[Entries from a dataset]
╔══

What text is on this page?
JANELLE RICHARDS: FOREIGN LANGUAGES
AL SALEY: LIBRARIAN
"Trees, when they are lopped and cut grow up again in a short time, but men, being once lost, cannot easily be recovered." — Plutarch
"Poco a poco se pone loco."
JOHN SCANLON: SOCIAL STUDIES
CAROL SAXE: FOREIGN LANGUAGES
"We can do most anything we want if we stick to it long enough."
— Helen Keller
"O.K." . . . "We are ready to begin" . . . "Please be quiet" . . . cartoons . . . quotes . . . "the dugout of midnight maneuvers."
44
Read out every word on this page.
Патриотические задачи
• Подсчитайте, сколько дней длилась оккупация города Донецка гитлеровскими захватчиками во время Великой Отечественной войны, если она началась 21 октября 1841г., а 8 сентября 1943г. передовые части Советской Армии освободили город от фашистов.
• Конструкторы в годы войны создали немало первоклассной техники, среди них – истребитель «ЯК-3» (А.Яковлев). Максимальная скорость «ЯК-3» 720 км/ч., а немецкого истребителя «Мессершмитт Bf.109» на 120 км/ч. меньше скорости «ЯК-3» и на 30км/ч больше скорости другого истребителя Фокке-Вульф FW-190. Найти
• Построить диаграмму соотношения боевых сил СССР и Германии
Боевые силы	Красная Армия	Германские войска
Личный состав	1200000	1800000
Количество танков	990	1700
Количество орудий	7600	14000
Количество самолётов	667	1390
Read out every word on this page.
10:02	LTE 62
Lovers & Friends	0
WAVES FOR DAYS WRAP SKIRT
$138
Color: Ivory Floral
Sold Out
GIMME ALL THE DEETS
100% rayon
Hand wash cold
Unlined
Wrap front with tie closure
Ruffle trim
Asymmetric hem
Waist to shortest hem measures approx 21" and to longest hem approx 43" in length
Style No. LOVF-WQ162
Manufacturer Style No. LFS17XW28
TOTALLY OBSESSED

╚══

▶ _DIRECTIONS_
Repeat every line of the material exactly as given.

▶ _ANSWER FOR THE TASK_
What text is on this page?
JANELLE RICHARDS: FOREIGN LANGUAGES
AL SALEY: LIBRARIAN
"Trees, when they are lopped and cut grow up again in a short time, but men, being once lost, cannot easily be recovered." — Plutarch
"Poco a poco se pone loco."
JOHN SCANLON: SOCIAL STUDIES
CAROL SAXE: FOREIGN LANGUAGES
"We can do most anything we want if we stick to it long enough."
— Helen Keller
"O.K." . . . "We are ready to begin" . . . "Please be quiet" . . . cartoons . . . quotes . . . "the dugout of midnight maneuvers."
44
Read out every word on this page.
Патриотические задачи
• Подсчитайте, сколько дней длилась оккупация города Донецка гитлеровскими захватчиками во время Великой Отечественной войны, если она началась 21 октября 1841г., а 8 сентября 1943г. передовые части Советской Армии освободили город от фашистов.
• Конструкторы в годы войны создали немало первоклассной техники, среди них – истребитель «ЯК-3» (А.Яковлев). Максимальная скорость «ЯК-3» 720 км/ч., а немецкого истребителя «Мессершмитт Bf.109» на 120 км/ч. меньше скорости «ЯК-3» и на 30км/ч больше скорости другого истребителя Фокке-Вульф FW-190. Найти
• Построить диаграмму соотношения боевых сил СССР и Германии
Боевые силы	Красная Армия	Германские войска
Личный состав	1200000	1800000
Количество танков	990	1700
Количество орудий	7600	14000
Количество самолётов	667	1390
Read out every word on this page.
10:02	LTE 62
Lovers & Friends	0
WAVES FOR DAYS WRAP SKIRT
$138
Color: Ivory Floral
Sold Out
GIMME ALL THE DEETS
100% rayon
Hand wash cold
Unlined
Wrap front with tie closure
Ruffle trim
Asymmetric hem
Waist to shortest hem measures approx 21" and to longest hem approx 43" in length
Style No. LOVF-WQ162
Manufacturer Style No. LFS17XW28
TOTALLY OBSESSED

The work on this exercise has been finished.